(DIRECTIVE)
Reproduce all entries precisely, down to the last character.

(DATA RECORDS)
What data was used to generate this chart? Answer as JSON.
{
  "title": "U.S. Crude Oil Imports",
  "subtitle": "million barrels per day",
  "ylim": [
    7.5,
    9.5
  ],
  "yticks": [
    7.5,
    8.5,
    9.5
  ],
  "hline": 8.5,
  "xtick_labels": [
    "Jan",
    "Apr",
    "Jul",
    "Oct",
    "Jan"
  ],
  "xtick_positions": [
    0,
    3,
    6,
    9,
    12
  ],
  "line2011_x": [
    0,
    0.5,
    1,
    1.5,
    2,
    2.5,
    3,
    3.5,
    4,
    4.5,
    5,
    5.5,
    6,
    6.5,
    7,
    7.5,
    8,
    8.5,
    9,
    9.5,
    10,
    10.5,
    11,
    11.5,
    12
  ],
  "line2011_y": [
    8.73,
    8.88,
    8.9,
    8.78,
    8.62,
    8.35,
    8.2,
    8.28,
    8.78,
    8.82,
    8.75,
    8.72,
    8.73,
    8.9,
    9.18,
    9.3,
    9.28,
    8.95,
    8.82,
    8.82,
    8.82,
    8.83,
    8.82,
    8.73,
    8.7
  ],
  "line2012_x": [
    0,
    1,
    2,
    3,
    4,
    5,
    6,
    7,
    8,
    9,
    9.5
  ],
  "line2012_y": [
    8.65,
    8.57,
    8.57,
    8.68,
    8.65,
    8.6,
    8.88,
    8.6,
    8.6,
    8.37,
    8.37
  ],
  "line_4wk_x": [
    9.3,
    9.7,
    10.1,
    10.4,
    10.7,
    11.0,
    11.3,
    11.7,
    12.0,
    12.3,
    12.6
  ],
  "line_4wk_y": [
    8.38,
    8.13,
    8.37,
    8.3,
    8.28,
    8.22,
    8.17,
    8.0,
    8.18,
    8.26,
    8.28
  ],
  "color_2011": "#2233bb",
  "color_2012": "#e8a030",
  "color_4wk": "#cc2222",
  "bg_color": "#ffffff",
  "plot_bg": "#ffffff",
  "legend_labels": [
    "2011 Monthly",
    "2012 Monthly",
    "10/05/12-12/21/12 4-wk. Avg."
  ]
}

(RESPONSE)
What data was used to generate this chart? Answer as JSON.
{
  "title": "U.S. Crude Oil Imports",
  "subtitle": "million barrels per day",
  "ylim": [
    7.5,
    9.5
  ],
  "yticks": [
    7.5,
    8.5,
    9.5
  ],
  "hline": 8.5,
  "xtick_labels": [
    "Jan",
    "Apr",
    "Jul",
    "Oct",
    "Jan"
  ],
  "xtick_positions": [
    0,
    3,
    6,
    9,
    12
  ],
  "line2011_x": [
    0,
    0.5,
    1,
    1.5,
    2,
    2.5,
    3,
    3.5,
    4,
    4.5,
    5,
    5.5,
    6,
    6.5,
    7,
    7.5,
    8,
    8.5,
    9,
    9.5,
    10,
    10.5,
    11,
    11.5,
    12
  ],
  "line2011_y": [
    8.73,
    8.88,
    8.9,
    8.78,
    8.62,
    8.35,
    8.2,
    8.28,
    8.78,
    8.82,
    8.75,
    8.72,
    8.73,
    8.9,
    9.18,
    9.3,
    9.28,
    8.95,
    8.82,
    8.82,
    8.82,
    8.83,
    8.82,
    8.73,
    8.7
  ],
  "line2012_x": [
    0,
    1,
    2,
    3,
    4,
    5,
    6,
    7,
    8,
    9,
    9.5
  ],
  "line2012_y": [
    8.65,
    8.57,
    8.57,
    8.68,
    8.65,
    8.6,
    8.88,
    8.6,
    8.6,
    8.37,
    8.37
  ],
  "line_4wk_x": [
    9.3,
    9.7,
    10.1,
    10.4,
    10.7,
    11.0,
    11.3,
    11.7,
    12.0,
    12.3,
    12.6
  ],
  "line_4wk_y": [
    8.38,
    8.13,
    8.37,
    8.3,
    8.28,
    8.22,
    8.17,
    8.0,
    8.18,
    8.26,
    8.28
  ],
  "color_2011": "#2233bb",
  "color_2012": "#e8a030",
  "color_4wk": "#cc2222",
  "bg_color": "#ffffff",
  "plot_bg": "#ffffff",
  "legend_labels": [
    "2011 Monthly",
    "2012 Monthly",
    "10/05/12-12/21/12 4-wk. Avg."
  ]
}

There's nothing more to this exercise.